=== SUPPLIED DATA ===

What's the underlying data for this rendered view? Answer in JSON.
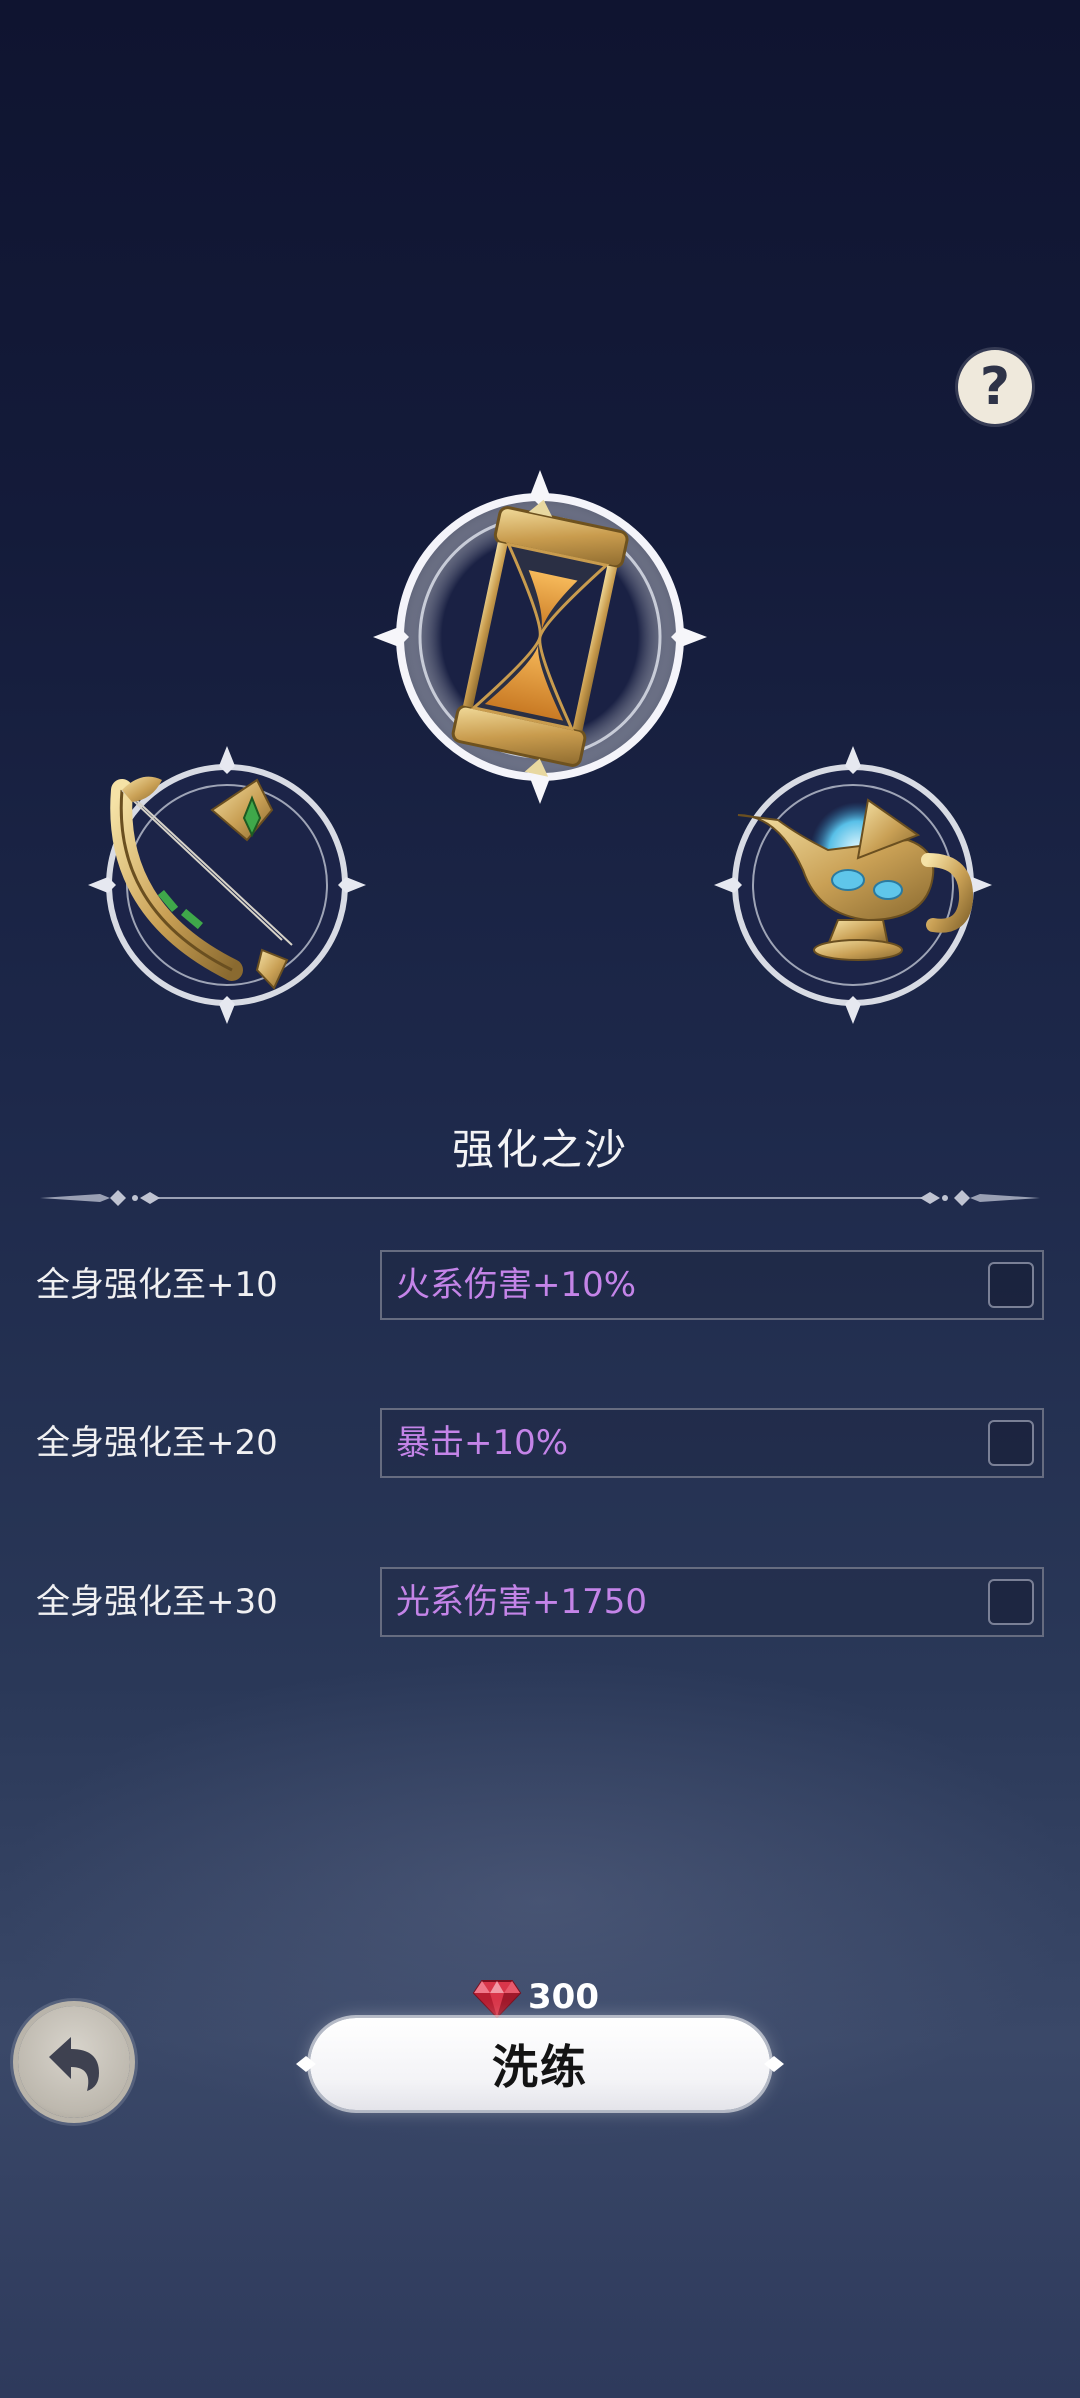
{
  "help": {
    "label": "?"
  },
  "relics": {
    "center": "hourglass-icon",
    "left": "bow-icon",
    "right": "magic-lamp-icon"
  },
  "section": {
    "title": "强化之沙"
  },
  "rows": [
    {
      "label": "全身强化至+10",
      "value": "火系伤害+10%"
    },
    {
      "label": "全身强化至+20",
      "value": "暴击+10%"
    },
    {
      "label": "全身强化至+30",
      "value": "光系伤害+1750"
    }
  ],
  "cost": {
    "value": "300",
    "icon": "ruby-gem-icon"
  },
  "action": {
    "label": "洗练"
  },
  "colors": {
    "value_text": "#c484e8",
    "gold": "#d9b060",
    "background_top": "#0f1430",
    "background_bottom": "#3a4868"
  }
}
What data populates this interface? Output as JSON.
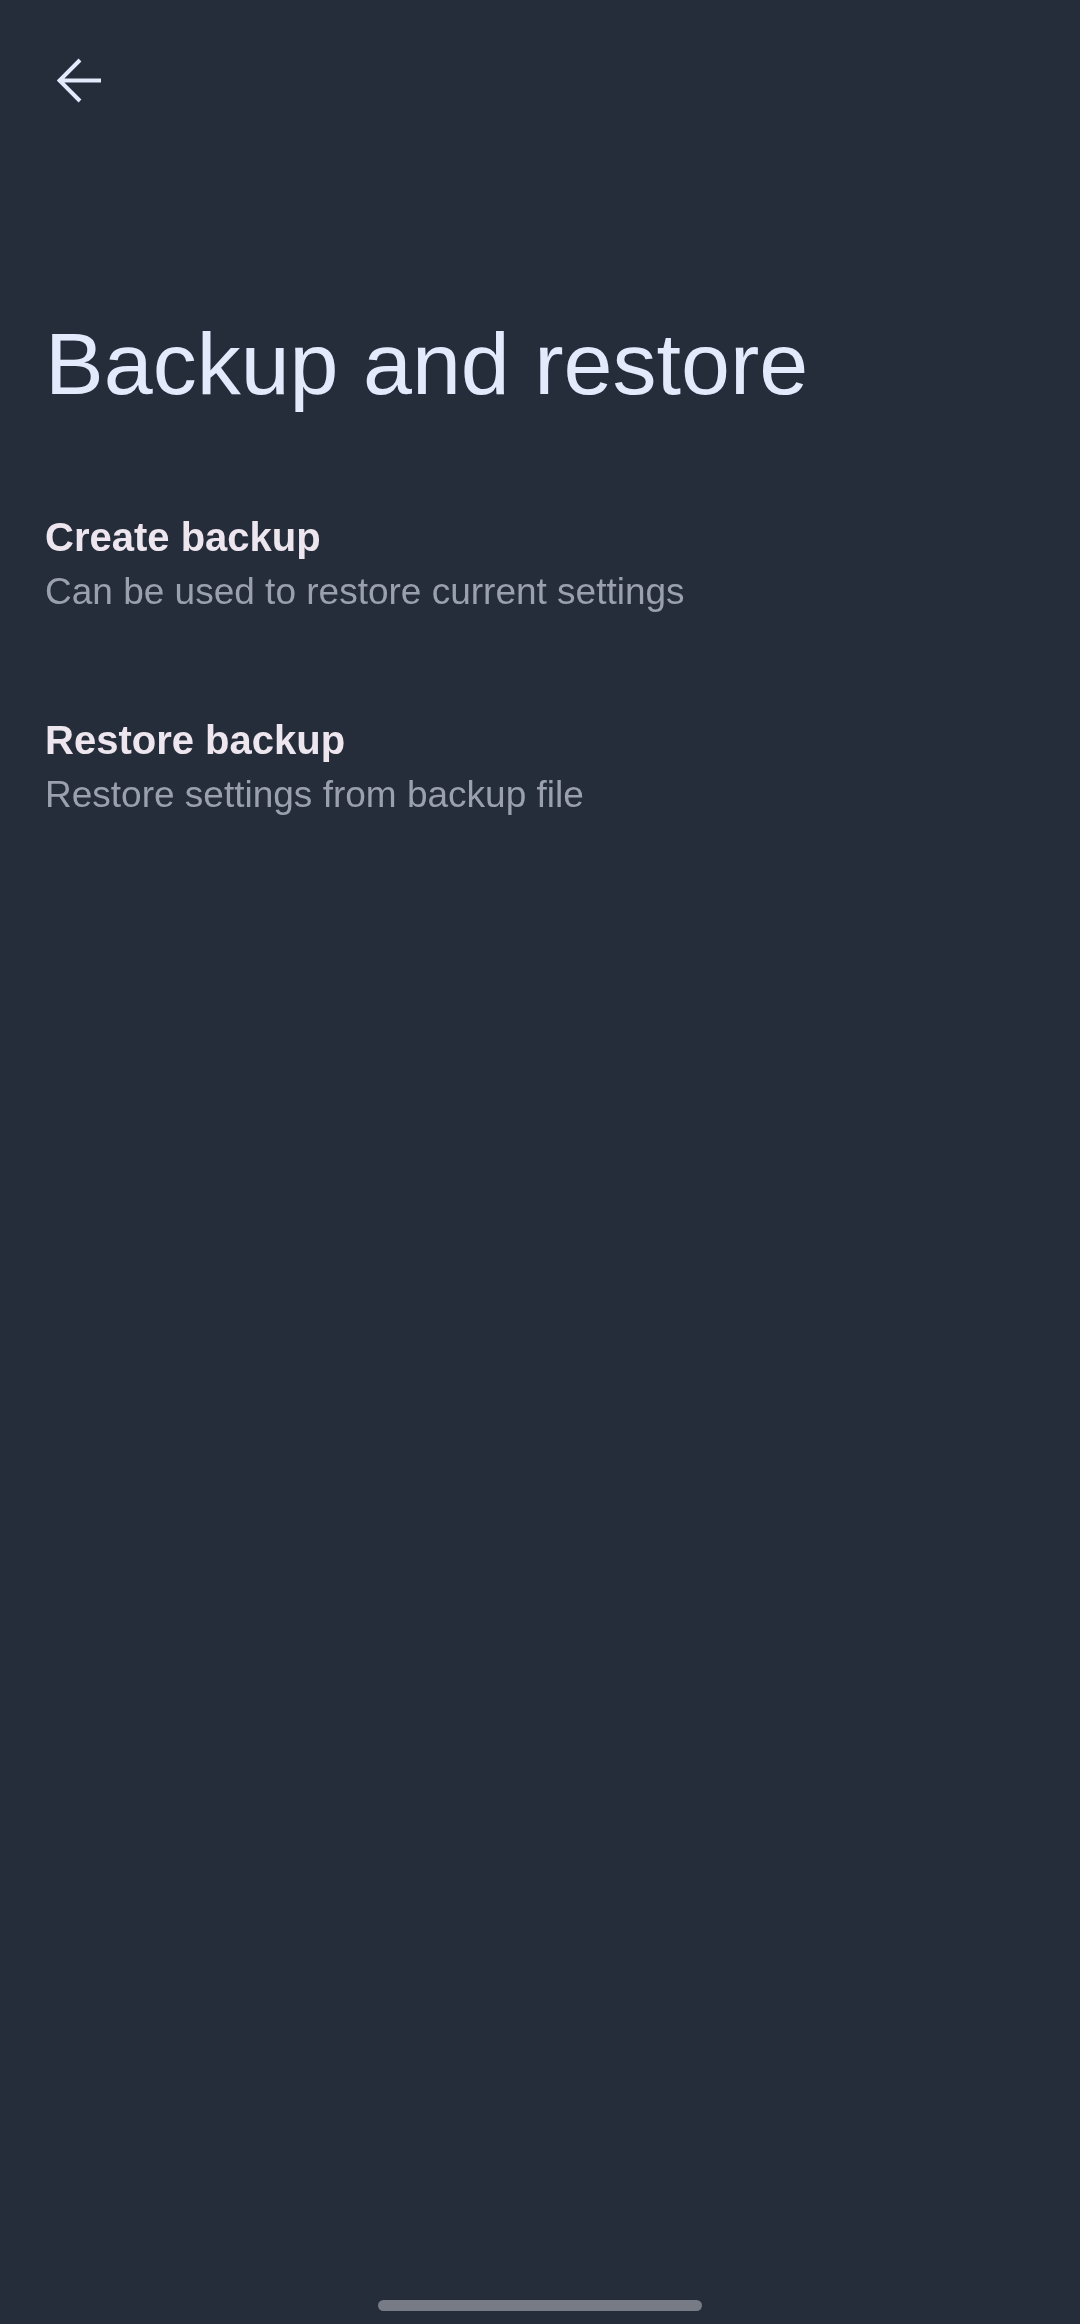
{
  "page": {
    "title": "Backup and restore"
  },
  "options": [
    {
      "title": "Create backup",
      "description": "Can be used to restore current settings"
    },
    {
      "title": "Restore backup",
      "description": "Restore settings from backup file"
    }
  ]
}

===

**AIM OF THE EXERCISE**
Transcribe the records verbatim and omit the images.

**WRITTEN RESPONSE**
What's the underlying data for this rendered view? Answer in JSON.
{
  "help": {
    "label": "?"
  },
  "relics": {
    "center": "hourglass-icon",
    "left": "bow-icon",
    "right": "magic-lamp-icon"
  },
  "section": {
    "title": "强化之沙"
  },
  "rows": [
    {
      "label": "全身强化至+10",
      "value": "火系伤害+10%"
    },
    {
      "label": "全身强化至+20",
      "value": "暴击+10%"
    },
    {
      "label": "全身强化至+30",
      "value": "光系伤害+1750"
    }
  ],
  "cost": {
    "value": "300",
    "icon": "ruby-gem-icon"
  },
  "action": {
    "label": "洗练"
  },
  "colors": {
    "value_text": "#c484e8",
    "gold": "#d9b060",
    "background_top": "#0f1430",
    "background_bottom": "#3a4868"
  }
}
What data populates this interface? Output as JSON.
{
  "page": {
    "title": "Backup and restore"
  },
  "options": [
    {
      "title": "Create backup",
      "description": "Can be used to restore current settings"
    },
    {
      "title": "Restore backup",
      "description": "Restore settings from backup file"
    }
  ]
}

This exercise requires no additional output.